• What you will do:
Go through the records line by line and work out how many lines hold the word "name". Answer with the number only.

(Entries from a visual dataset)
— Begin —

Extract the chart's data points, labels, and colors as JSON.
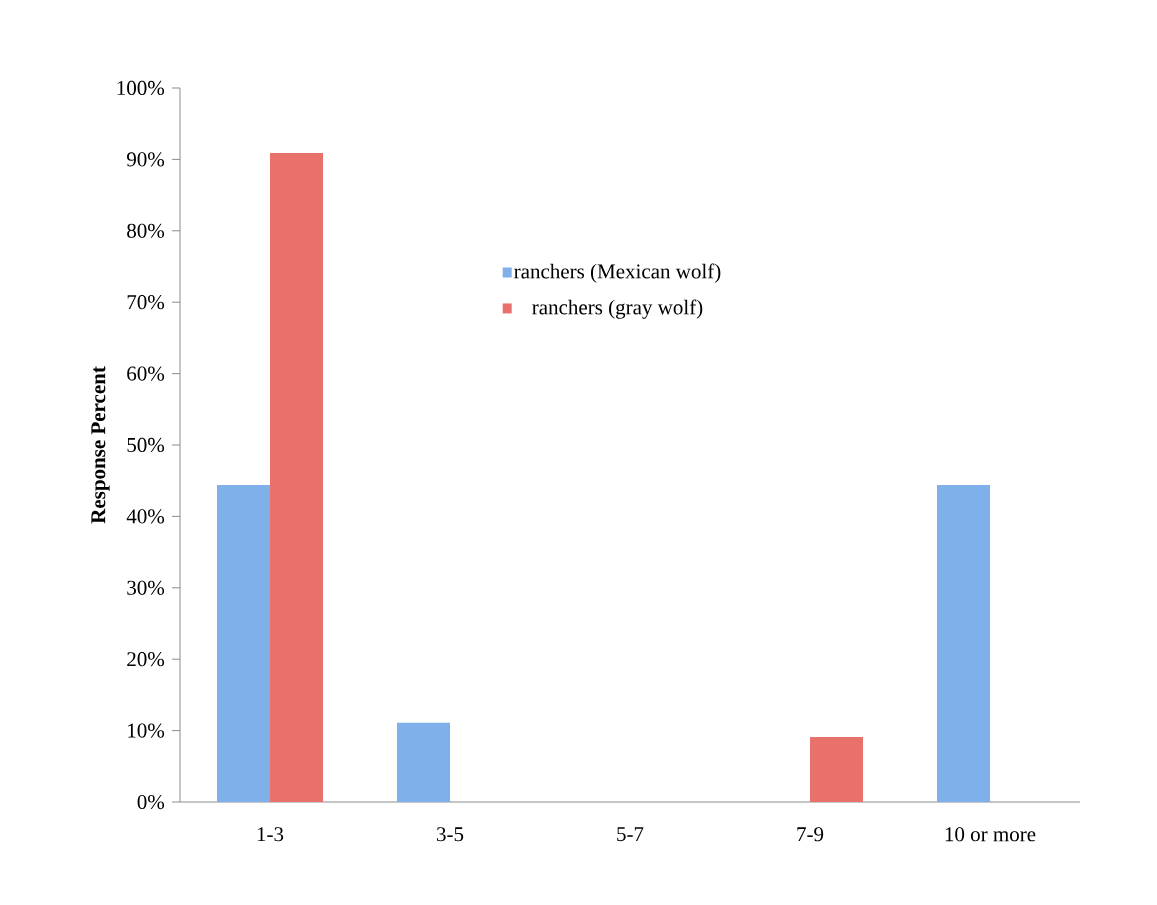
{
  "chart_data": {
    "type": "bar",
    "ylabel": "Response Percent",
    "categories": [
      "1-3",
      "3-5",
      "5-7",
      "7-9",
      "10 or more"
    ],
    "series": [
      {
        "name": "ranchers (Mexican wolf)",
        "color": "#7fb0ea",
        "values": [
          44.4,
          11.1,
          0,
          0,
          44.4
        ]
      },
      {
        "name": "ranchers (gray wolf)",
        "color": "#e9716b",
        "values": [
          90.9,
          0,
          0,
          9.1,
          0
        ]
      }
    ],
    "ylim": [
      0,
      100
    ],
    "yticks": [
      {
        "value": 0,
        "label": "0%"
      },
      {
        "value": 10,
        "label": "10%"
      },
      {
        "value": 20,
        "label": "20%"
      },
      {
        "value": 30,
        "label": "30%"
      },
      {
        "value": 40,
        "label": "40%"
      },
      {
        "value": 50,
        "label": "50%"
      },
      {
        "value": 60,
        "label": "60%"
      },
      {
        "value": 70,
        "label": "70%"
      },
      {
        "value": 80,
        "label": "80%"
      },
      {
        "value": 90,
        "label": "90%"
      },
      {
        "value": 100,
        "label": "100%"
      }
    ],
    "grid": false,
    "legend": "top"
  }
}
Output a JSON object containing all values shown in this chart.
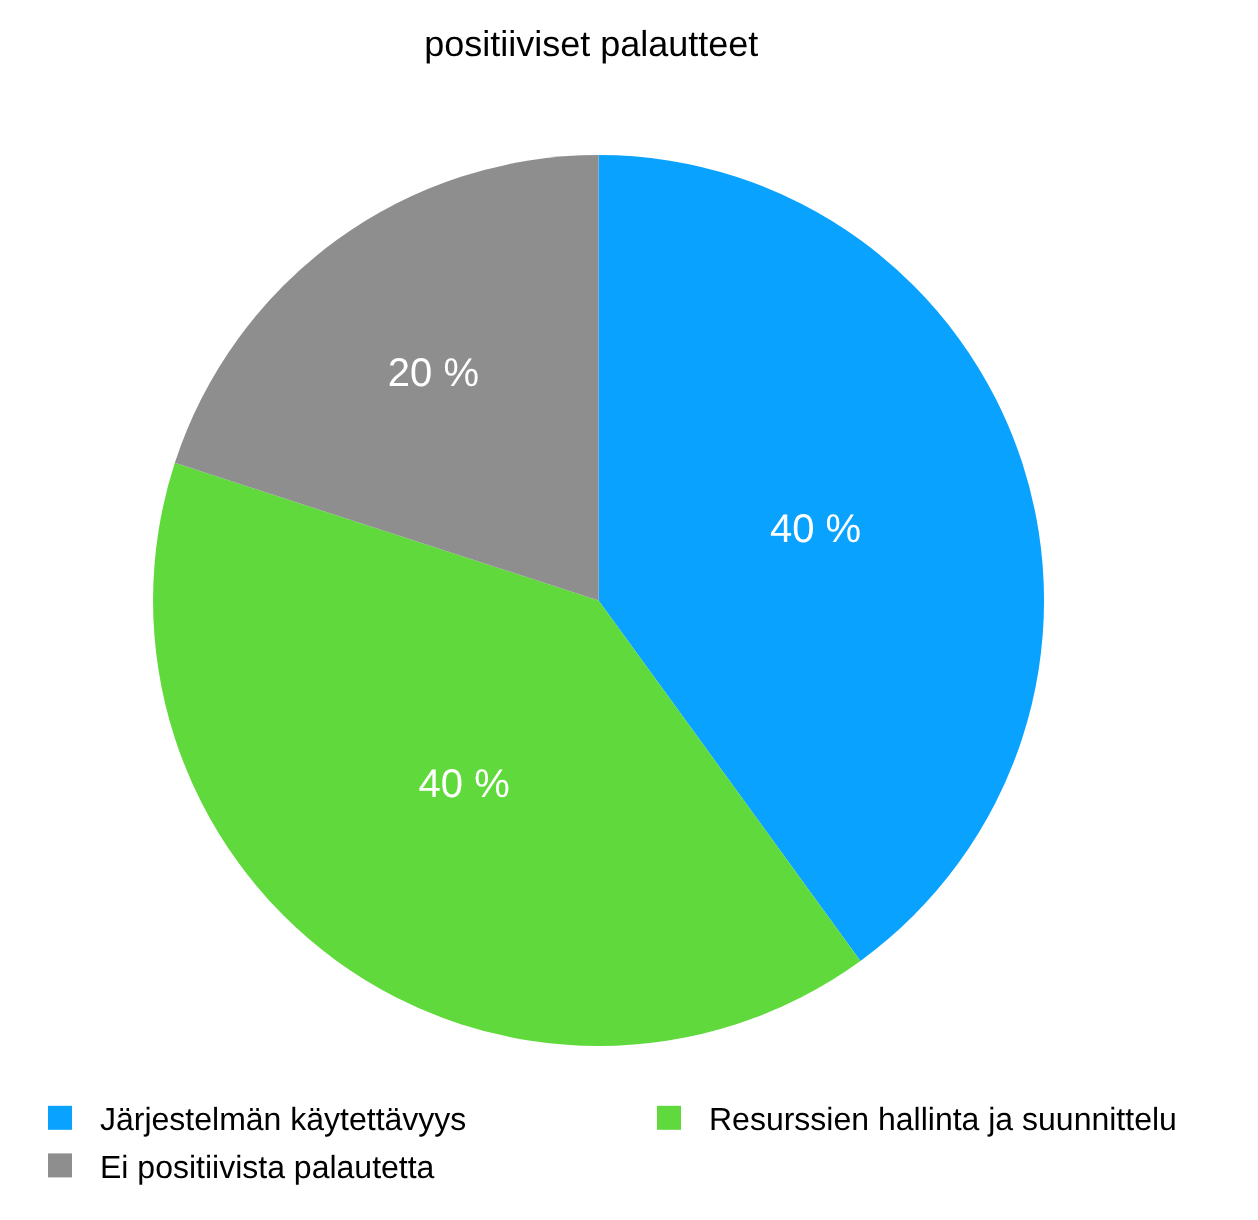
{
  "chart_data": {
    "type": "pie",
    "title": "positiiviset palautteet",
    "categories": [
      "Järjestelmän käytettävyys",
      "Resurssien hallinta ja suunnittelu",
      "Ei positiivista palautetta"
    ],
    "values": [
      40,
      40,
      20
    ],
    "colors": [
      "#0aa2ff",
      "#5fd93b",
      "#8e8e8e"
    ],
    "value_labels": [
      "40 %",
      "40 %",
      "20 %"
    ],
    "legend": "bottom"
  }
}
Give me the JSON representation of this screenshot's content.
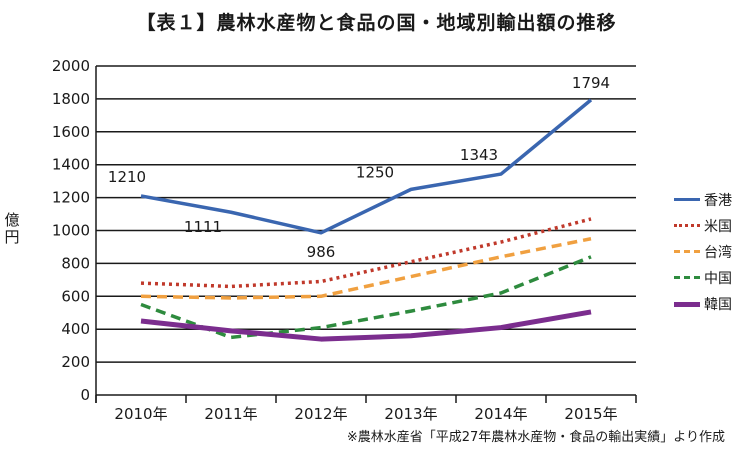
{
  "header": {
    "title": "【表１】農林水産物と食品の国・地域別輸出額の推移",
    "ylabel": "億円",
    "source": "※農林水産省「平成27年農林水産物・食品の輸出実績」より作成"
  },
  "chart_data": {
    "type": "line",
    "title": "【表１】農林水産物と食品の国・地域別輸出額の推移",
    "xlabel": "",
    "ylabel": "億円",
    "categories": [
      "2010年",
      "2011年",
      "2012年",
      "2013年",
      "2014年",
      "2015年"
    ],
    "ylim": [
      0,
      2000
    ],
    "yticks": [
      0,
      200,
      400,
      600,
      800,
      1000,
      1200,
      1400,
      1600,
      1800,
      2000
    ],
    "grid": true,
    "legend_position": "right",
    "series": [
      {
        "name": "香港",
        "values": [
          1210,
          1111,
          986,
          1250,
          1343,
          1794
        ],
        "color": "#3a66b0",
        "style": "solid",
        "labels": [
          "1210",
          "1111",
          "986",
          "1250",
          "1343",
          "1794"
        ]
      },
      {
        "name": "米国",
        "values": [
          680,
          660,
          690,
          810,
          930,
          1070
        ],
        "color": "#c0392b",
        "style": "dotted"
      },
      {
        "name": "台湾",
        "values": [
          600,
          590,
          600,
          720,
          840,
          950
        ],
        "color": "#f0a040",
        "style": "dashed"
      },
      {
        "name": "中国",
        "values": [
          550,
          350,
          410,
          510,
          620,
          840
        ],
        "color": "#2e8b3e",
        "style": "dashed"
      },
      {
        "name": "韓国",
        "values": [
          450,
          390,
          340,
          360,
          410,
          505
        ],
        "color": "#7b2d8e",
        "style": "thick"
      }
    ]
  }
}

— End —

• Answer to this task:
7